(Part of a data file)

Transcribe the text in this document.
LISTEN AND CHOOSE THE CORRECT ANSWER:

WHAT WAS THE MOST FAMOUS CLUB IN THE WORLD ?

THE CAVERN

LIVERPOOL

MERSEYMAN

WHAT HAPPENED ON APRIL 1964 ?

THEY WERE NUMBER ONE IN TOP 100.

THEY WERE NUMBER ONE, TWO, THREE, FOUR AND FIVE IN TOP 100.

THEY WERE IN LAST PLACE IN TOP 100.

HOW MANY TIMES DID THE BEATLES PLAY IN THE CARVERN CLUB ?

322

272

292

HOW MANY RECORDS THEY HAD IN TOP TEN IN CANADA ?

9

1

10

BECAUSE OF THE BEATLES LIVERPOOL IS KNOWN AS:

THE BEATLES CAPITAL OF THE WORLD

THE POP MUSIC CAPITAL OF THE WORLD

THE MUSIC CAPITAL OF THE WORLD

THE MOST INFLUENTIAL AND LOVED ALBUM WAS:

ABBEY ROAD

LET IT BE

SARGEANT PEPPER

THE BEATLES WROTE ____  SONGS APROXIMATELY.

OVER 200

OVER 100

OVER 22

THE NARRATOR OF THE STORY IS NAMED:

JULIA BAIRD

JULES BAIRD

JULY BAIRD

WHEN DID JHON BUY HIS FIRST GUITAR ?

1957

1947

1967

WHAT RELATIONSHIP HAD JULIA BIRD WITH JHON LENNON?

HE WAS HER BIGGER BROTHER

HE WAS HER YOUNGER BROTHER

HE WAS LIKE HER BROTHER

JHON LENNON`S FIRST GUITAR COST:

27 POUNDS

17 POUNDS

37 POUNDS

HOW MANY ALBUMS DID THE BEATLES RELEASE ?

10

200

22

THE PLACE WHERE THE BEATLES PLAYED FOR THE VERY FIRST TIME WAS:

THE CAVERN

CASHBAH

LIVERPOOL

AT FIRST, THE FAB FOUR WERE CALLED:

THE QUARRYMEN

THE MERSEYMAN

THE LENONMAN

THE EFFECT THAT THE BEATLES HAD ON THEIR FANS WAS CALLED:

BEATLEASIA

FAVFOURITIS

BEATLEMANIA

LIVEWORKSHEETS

_What you need to do_
Show each line of the listing that holds the string "CLUB".

_Response below_
WHAT WAS THE MOST FAMOUS CLUB IN THE WORLD ?
HOW MANY TIMES DID THE BEATLES PLAY IN THE CARVERN CLUB ?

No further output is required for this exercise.